§ **Your objective**
I'd like the data beneath this line reproduced exactly, without any of its images.

---------------

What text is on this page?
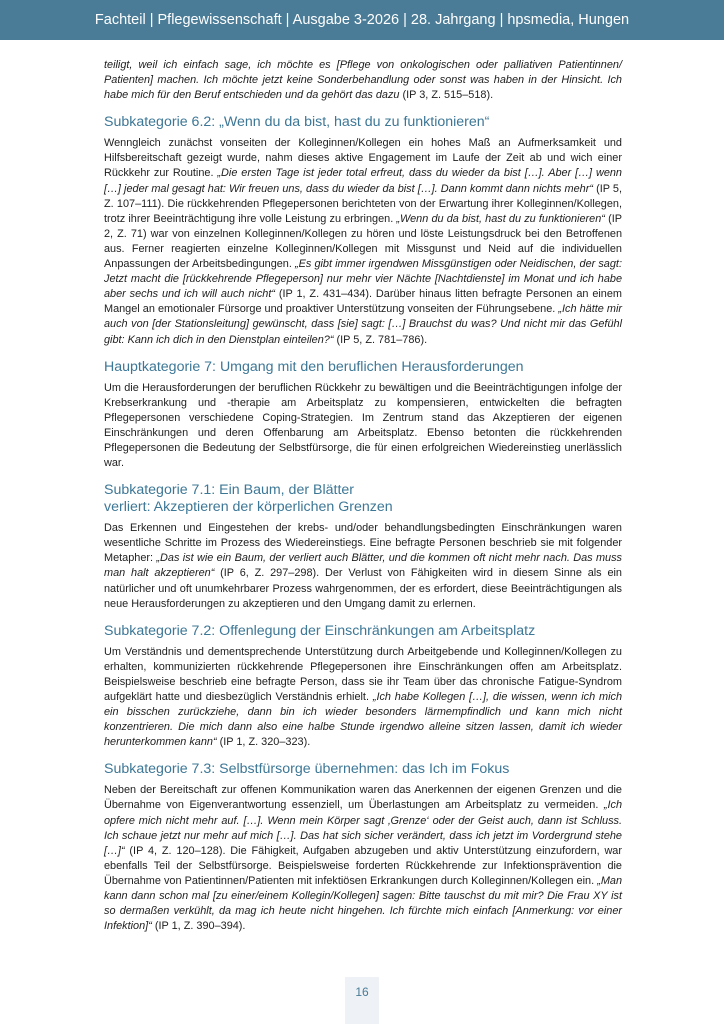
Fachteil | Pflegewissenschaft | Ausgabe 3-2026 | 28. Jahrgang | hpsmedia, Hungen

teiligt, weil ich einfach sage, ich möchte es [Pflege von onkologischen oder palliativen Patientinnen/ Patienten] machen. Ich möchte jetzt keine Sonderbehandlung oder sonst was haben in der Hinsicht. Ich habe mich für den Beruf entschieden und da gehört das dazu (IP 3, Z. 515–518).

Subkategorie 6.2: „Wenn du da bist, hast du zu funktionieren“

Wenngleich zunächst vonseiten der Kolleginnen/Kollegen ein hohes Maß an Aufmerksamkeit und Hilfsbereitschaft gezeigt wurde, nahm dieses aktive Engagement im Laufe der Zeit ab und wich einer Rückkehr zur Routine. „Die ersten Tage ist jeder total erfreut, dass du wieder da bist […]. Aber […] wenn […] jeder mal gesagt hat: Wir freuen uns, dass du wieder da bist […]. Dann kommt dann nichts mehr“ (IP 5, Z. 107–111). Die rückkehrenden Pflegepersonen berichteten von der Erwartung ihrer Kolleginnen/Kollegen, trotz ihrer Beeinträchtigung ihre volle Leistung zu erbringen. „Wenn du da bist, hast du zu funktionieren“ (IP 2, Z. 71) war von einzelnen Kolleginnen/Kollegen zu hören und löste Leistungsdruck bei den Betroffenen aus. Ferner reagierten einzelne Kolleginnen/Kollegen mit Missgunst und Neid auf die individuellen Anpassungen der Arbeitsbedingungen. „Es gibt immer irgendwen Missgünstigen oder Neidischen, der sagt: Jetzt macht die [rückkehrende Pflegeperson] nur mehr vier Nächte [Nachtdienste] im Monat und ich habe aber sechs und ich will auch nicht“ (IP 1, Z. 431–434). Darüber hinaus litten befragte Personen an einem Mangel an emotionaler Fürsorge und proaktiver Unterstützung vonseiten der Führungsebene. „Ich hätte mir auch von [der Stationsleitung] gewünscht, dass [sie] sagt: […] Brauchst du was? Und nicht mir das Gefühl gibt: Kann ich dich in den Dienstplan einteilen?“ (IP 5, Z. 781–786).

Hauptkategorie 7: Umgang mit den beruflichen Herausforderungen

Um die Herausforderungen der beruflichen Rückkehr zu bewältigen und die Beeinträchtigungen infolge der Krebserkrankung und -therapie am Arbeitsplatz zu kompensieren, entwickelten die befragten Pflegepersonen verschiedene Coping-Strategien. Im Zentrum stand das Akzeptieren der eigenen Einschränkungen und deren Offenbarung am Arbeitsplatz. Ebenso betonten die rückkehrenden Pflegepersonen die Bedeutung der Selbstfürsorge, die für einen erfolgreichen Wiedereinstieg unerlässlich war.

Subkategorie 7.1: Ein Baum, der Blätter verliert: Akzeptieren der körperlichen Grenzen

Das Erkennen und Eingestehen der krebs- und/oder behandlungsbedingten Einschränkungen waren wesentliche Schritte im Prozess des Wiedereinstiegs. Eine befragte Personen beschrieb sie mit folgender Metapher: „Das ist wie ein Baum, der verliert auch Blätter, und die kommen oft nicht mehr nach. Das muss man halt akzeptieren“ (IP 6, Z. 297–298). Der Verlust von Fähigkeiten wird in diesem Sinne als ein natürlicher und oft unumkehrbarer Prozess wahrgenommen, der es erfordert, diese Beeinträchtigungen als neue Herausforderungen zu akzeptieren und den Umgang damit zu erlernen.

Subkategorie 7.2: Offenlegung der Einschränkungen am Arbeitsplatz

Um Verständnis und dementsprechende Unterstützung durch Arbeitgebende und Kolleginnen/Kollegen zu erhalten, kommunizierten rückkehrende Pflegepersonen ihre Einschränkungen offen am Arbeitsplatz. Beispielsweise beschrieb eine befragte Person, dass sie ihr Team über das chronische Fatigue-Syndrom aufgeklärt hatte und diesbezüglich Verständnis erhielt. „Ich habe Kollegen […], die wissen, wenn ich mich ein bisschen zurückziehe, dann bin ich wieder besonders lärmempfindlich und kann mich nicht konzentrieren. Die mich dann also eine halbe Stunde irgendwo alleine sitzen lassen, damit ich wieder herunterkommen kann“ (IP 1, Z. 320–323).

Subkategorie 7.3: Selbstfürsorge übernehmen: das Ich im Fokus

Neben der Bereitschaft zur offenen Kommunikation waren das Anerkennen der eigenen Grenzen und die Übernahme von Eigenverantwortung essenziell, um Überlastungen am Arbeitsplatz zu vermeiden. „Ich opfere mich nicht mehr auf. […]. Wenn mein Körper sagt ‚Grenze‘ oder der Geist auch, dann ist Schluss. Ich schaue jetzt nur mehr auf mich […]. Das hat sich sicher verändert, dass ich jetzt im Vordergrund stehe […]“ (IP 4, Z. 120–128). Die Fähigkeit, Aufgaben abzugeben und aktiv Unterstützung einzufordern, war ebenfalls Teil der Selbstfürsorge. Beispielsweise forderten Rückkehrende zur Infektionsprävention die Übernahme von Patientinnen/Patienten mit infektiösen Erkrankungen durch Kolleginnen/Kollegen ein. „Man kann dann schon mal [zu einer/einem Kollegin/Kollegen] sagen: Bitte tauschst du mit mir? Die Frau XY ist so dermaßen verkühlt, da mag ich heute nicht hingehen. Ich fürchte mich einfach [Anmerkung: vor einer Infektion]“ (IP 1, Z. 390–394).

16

---------------

§ **Your solution**
What text is on this page?
Fachteil | Pflegewissenschaft | Ausgabe 3-2026 | 28. Jahrgang | hpsmedia, Hungen

teiligt, weil ich einfach sage, ich möchte es [Pflege von onkologischen oder palliativen Patientinnen/ Patienten] machen. Ich möchte jetzt keine Sonderbehandlung oder sonst was haben in der Hinsicht. Ich habe mich für den Beruf entschieden und da gehört das dazu (IP 3, Z. 515–518).

Subkategorie 6.2: „Wenn du da bist, hast du zu funktionieren“

Wenngleich zunächst vonseiten der Kolleginnen/Kollegen ein hohes Maß an Aufmerksamkeit und Hilfsbereitschaft gezeigt wurde, nahm dieses aktive Engagement im Laufe der Zeit ab und wich einer Rückkehr zur Routine. „Die ersten Tage ist jeder total erfreut, dass du wieder da bist […]. Aber […] wenn […] jeder mal gesagt hat: Wir freuen uns, dass du wieder da bist […]. Dann kommt dann nichts mehr“ (IP 5, Z. 107–111). Die rückkehrenden Pflegepersonen berichteten von der Erwartung ihrer Kolleginnen/Kollegen, trotz ihrer Beeinträchtigung ihre volle Leistung zu erbringen. „Wenn du da bist, hast du zu funktionieren“ (IP 2, Z. 71) war von einzelnen Kolleginnen/Kollegen zu hören und löste Leistungsdruck bei den Betroffenen aus. Ferner reagierten einzelne Kolleginnen/Kollegen mit Missgunst und Neid auf die individuellen Anpassungen der Arbeitsbedingungen. „Es gibt immer irgendwen Missgünstigen oder Neidischen, der sagt: Jetzt macht die [rückkehrende Pflegeperson] nur mehr vier Nächte [Nachtdienste] im Monat und ich habe aber sechs und ich will auch nicht“ (IP 1, Z. 431–434). Darüber hinaus litten befragte Personen an einem Mangel an emotionaler Fürsorge und proaktiver Unterstützung vonseiten der Führungsebene. „Ich hätte mir auch von [der Stationsleitung] gewünscht, dass [sie] sagt: […] Brauchst du was? Und nicht mir das Gefühl gibt: Kann ich dich in den Dienstplan einteilen?“ (IP 5, Z. 781–786).

Hauptkategorie 7: Umgang mit den beruflichen Herausforderungen

Um die Herausforderungen der beruflichen Rückkehr zu bewältigen und die Beeinträchtigungen infolge der Krebserkrankung und -therapie am Arbeitsplatz zu kompensieren, entwickelten die befragten Pflegepersonen verschiedene Coping-Strategien. Im Zentrum stand das Akzeptieren der eigenen Einschränkungen und deren Offenbarung am Arbeitsplatz. Ebenso betonten die rückkehrenden Pflegepersonen die Bedeutung der Selbstfürsorge, die für einen erfolgreichen Wiedereinstieg unerlässlich war.

Subkategorie 7.1: Ein Baum, der Blätter verliert: Akzeptieren der körperlichen Grenzen

Das Erkennen und Eingestehen der krebs- und/oder behandlungsbedingten Einschränkungen waren wesentliche Schritte im Prozess des Wiedereinstiegs. Eine befragte Personen beschrieb sie mit folgender Metapher: „Das ist wie ein Baum, der verliert auch Blätter, und die kommen oft nicht mehr nach. Das muss man halt akzeptieren“ (IP 6, Z. 297–298). Der Verlust von Fähigkeiten wird in diesem Sinne als ein natürlicher und oft unumkehrbarer Prozess wahrgenommen, der es erfordert, diese Beeinträchtigungen als neue Herausforderungen zu akzeptieren und den Umgang damit zu erlernen.

Subkategorie 7.2: Offenlegung der Einschränkungen am Arbeitsplatz

Um Verständnis und dementsprechende Unterstützung durch Arbeitgebende und Kolleginnen/Kollegen zu erhalten, kommunizierten rückkehrende Pflegepersonen ihre Einschränkungen offen am Arbeitsplatz. Beispielsweise beschrieb eine befragte Person, dass sie ihr Team über das chronische Fatigue-Syndrom aufgeklärt hatte und diesbezüglich Verständnis erhielt. „Ich habe Kollegen […], die wissen, wenn ich mich ein bisschen zurückziehe, dann bin ich wieder besonders lärmempfindlich und kann mich nicht konzentrieren. Die mich dann also eine halbe Stunde irgendwo alleine sitzen lassen, damit ich wieder herunterkommen kann“ (IP 1, Z. 320–323).

Subkategorie 7.3: Selbstfürsorge übernehmen: das Ich im Fokus

Neben der Bereitschaft zur offenen Kommunikation waren das Anerkennen der eigenen Grenzen und die Übernahme von Eigenverantwortung essenziell, um Überlastungen am Arbeitsplatz zu vermeiden. „Ich opfere mich nicht mehr auf. […]. Wenn mein Körper sagt ‚Grenze‘ oder der Geist auch, dann ist Schluss. Ich schaue jetzt nur mehr auf mich […]. Das hat sich sicher verändert, dass ich jetzt im Vordergrund stehe […]“ (IP 4, Z. 120–128). Die Fähigkeit, Aufgaben abzugeben und aktiv Unterstützung einzufordern, war ebenfalls Teil der Selbstfürsorge. Beispielsweise forderten Rückkehrende zur Infektionsprävention die Übernahme von Patientinnen/Patienten mit infektiösen Erkrankungen durch Kolleginnen/Kollegen ein. „Man kann dann schon mal [zu einer/einem Kollegin/Kollegen] sagen: Bitte tauschst du mit mir? Die Frau XY ist so dermaßen verkühlt, da mag ich heute nicht hingehen. Ich fürchte mich einfach [Anmerkung: vor einer Infektion]“ (IP 1, Z. 390–394).

16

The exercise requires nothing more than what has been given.